• **Do this**
Extract the entries in their exact form.

• **Raw records**
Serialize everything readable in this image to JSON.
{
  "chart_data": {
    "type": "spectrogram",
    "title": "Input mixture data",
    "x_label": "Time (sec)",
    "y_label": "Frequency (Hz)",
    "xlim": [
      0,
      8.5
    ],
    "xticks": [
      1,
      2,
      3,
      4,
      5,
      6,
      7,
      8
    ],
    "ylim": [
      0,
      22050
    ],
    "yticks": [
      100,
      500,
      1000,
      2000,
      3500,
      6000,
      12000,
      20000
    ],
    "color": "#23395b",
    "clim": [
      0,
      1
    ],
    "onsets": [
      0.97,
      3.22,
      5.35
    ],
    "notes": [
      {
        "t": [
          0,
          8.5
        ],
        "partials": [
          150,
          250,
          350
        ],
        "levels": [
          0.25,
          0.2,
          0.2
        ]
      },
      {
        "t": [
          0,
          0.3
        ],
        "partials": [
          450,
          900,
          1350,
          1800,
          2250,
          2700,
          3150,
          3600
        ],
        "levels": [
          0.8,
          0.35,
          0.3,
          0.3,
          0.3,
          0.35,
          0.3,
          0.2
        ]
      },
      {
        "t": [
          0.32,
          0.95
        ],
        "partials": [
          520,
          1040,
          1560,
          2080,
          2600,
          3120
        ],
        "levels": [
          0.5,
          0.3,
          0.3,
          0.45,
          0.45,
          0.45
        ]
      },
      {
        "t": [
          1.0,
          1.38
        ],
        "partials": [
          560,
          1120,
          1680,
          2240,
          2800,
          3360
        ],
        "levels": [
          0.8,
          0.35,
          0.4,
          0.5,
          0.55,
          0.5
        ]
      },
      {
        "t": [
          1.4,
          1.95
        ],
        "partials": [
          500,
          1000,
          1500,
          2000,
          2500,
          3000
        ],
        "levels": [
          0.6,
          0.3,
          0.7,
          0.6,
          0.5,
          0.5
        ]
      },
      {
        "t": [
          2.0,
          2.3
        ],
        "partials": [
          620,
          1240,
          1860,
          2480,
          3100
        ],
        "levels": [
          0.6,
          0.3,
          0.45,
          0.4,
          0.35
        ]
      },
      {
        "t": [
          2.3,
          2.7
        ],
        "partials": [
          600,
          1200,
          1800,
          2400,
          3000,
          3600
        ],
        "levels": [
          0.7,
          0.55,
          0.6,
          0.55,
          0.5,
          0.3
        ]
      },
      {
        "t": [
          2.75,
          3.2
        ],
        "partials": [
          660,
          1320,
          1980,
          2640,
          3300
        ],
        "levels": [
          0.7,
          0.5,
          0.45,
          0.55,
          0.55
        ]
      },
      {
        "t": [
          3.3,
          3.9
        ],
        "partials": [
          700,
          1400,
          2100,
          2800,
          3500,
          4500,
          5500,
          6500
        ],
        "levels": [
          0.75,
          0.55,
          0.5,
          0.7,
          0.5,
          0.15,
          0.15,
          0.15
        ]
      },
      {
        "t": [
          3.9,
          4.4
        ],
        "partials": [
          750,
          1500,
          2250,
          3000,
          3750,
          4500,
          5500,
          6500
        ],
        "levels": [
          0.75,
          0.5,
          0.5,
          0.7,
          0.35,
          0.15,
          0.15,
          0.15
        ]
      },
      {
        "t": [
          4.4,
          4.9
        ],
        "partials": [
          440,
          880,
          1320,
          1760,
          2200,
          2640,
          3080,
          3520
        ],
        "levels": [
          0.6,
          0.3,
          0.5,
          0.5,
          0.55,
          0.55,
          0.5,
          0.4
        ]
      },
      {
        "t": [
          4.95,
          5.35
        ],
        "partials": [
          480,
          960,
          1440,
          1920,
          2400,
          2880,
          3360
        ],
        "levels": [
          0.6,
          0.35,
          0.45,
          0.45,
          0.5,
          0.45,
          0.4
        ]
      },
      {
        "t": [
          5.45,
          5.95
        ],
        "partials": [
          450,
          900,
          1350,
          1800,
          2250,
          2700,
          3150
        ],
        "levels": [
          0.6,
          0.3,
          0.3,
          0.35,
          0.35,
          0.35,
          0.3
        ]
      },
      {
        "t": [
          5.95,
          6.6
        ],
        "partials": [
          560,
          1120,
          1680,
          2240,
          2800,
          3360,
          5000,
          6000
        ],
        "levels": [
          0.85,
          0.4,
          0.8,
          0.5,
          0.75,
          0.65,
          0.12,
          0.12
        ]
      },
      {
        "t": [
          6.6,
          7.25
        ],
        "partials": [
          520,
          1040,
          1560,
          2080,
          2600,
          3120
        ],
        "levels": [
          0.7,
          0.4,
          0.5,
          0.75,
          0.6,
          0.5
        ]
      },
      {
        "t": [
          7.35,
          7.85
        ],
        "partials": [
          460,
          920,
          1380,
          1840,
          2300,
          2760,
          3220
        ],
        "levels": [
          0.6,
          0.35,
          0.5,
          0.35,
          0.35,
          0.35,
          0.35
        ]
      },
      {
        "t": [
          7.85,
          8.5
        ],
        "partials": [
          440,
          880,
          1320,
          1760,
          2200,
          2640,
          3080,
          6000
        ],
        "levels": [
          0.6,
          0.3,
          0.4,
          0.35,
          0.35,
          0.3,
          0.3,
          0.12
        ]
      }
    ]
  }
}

• **The output**
Serialize everything readable in this image to JSON.
{
  "chart_data": {
    "type": "spectrogram",
    "title": "Input mixture data",
    "x_label": "Time (sec)",
    "y_label": "Frequency (Hz)",
    "xlim": [
      0,
      8.5
    ],
    "xticks": [
      1,
      2,
      3,
      4,
      5,
      6,
      7,
      8
    ],
    "ylim": [
      0,
      22050
    ],
    "yticks": [
      100,
      500,
      1000,
      2000,
      3500,
      6000,
      12000,
      20000
    ],
    "color": "#23395b",
    "clim": [
      0,
      1
    ],
    "onsets": [
      0.97,
      3.22,
      5.35
    ],
    "notes": [
      {
        "t": [
          0,
          8.5
        ],
        "partials": [
          150,
          250,
          350
        ],
        "levels": [
          0.25,
          0.2,
          0.2
        ]
      },
      {
        "t": [
          0,
          0.3
        ],
        "partials": [
          450,
          900,
          1350,
          1800,
          2250,
          2700,
          3150,
          3600
        ],
        "levels": [
          0.8,
          0.35,
          0.3,
          0.3,
          0.3,
          0.35,
          0.3,
          0.2
        ]
      },
      {
        "t": [
          0.32,
          0.95
        ],
        "partials": [
          520,
          1040,
          1560,
          2080,
          2600,
          3120
        ],
        "levels": [
          0.5,
          0.3,
          0.3,
          0.45,
          0.45,
          0.45
        ]
      },
      {
        "t": [
          1.0,
          1.38
        ],
        "partials": [
          560,
          1120,
          1680,
          2240,
          2800,
          3360
        ],
        "levels": [
          0.8,
          0.35,
          0.4,
          0.5,
          0.55,
          0.5
        ]
      },
      {
        "t": [
          1.4,
          1.95
        ],
        "partials": [
          500,
          1000,
          1500,
          2000,
          2500,
          3000
        ],
        "levels": [
          0.6,
          0.3,
          0.7,
          0.6,
          0.5,
          0.5
        ]
      },
      {
        "t": [
          2.0,
          2.3
        ],
        "partials": [
          620,
          1240,
          1860,
          2480,
          3100
        ],
        "levels": [
          0.6,
          0.3,
          0.45,
          0.4,
          0.35
        ]
      },
      {
        "t": [
          2.3,
          2.7
        ],
        "partials": [
          600,
          1200,
          1800,
          2400,
          3000,
          3600
        ],
        "levels": [
          0.7,
          0.55,
          0.6,
          0.55,
          0.5,
          0.3
        ]
      },
      {
        "t": [
          2.75,
          3.2
        ],
        "partials": [
          660,
          1320,
          1980,
          2640,
          3300
        ],
        "levels": [
          0.7,
          0.5,
          0.45,
          0.55,
          0.55
        ]
      },
      {
        "t": [
          3.3,
          3.9
        ],
        "partials": [
          700,
          1400,
          2100,
          2800,
          3500,
          4500,
          5500,
          6500
        ],
        "levels": [
          0.75,
          0.55,
          0.5,
          0.7,
          0.5,
          0.15,
          0.15,
          0.15
        ]
      },
      {
        "t": [
          3.9,
          4.4
        ],
        "partials": [
          750,
          1500,
          2250,
          3000,
          3750,
          4500,
          5500,
          6500
        ],
        "levels": [
          0.75,
          0.5,
          0.5,
          0.7,
          0.35,
          0.15,
          0.15,
          0.15
        ]
      },
      {
        "t": [
          4.4,
          4.9
        ],
        "partials": [
          440,
          880,
          1320,
          1760,
          2200,
          2640,
          3080,
          3520
        ],
        "levels": [
          0.6,
          0.3,
          0.5,
          0.5,
          0.55,
          0.55,
          0.5,
          0.4
        ]
      },
      {
        "t": [
          4.95,
          5.35
        ],
        "partials": [
          480,
          960,
          1440,
          1920,
          2400,
          2880,
          3360
        ],
        "levels": [
          0.6,
          0.35,
          0.45,
          0.45,
          0.5,
          0.45,
          0.4
        ]
      },
      {
        "t": [
          5.45,
          5.95
        ],
        "partials": [
          450,
          900,
          1350,
          1800,
          2250,
          2700,
          3150
        ],
        "levels": [
          0.6,
          0.3,
          0.3,
          0.35,
          0.35,
          0.35,
          0.3
        ]
      },
      {
        "t": [
          5.95,
          6.6
        ],
        "partials": [
          560,
          1120,
          1680,
          2240,
          2800,
          3360,
          5000,
          6000
        ],
        "levels": [
          0.85,
          0.4,
          0.8,
          0.5,
          0.75,
          0.65,
          0.12,
          0.12
        ]
      },
      {
        "t": [
          6.6,
          7.25
        ],
        "partials": [
          520,
          1040,
          1560,
          2080,
          2600,
          3120
        ],
        "levels": [
          0.7,
          0.4,
          0.5,
          0.75,
          0.6,
          0.5
        ]
      },
      {
        "t": [
          7.35,
          7.85
        ],
        "partials": [
          460,
          920,
          1380,
          1840,
          2300,
          2760,
          3220
        ],
        "levels": [
          0.6,
          0.35,
          0.5,
          0.35,
          0.35,
          0.35,
          0.35
        ]
      },
      {
        "t": [
          7.85,
          8.5
        ],
        "partials": [
          440,
          880,
          1320,
          1760,
          2200,
          2640,
          3080,
          6000
        ],
        "levels": [
          0.6,
          0.3,
          0.4,
          0.35,
          0.35,
          0.3,
          0.3,
          0.12
        ]
      }
    ]
  }
}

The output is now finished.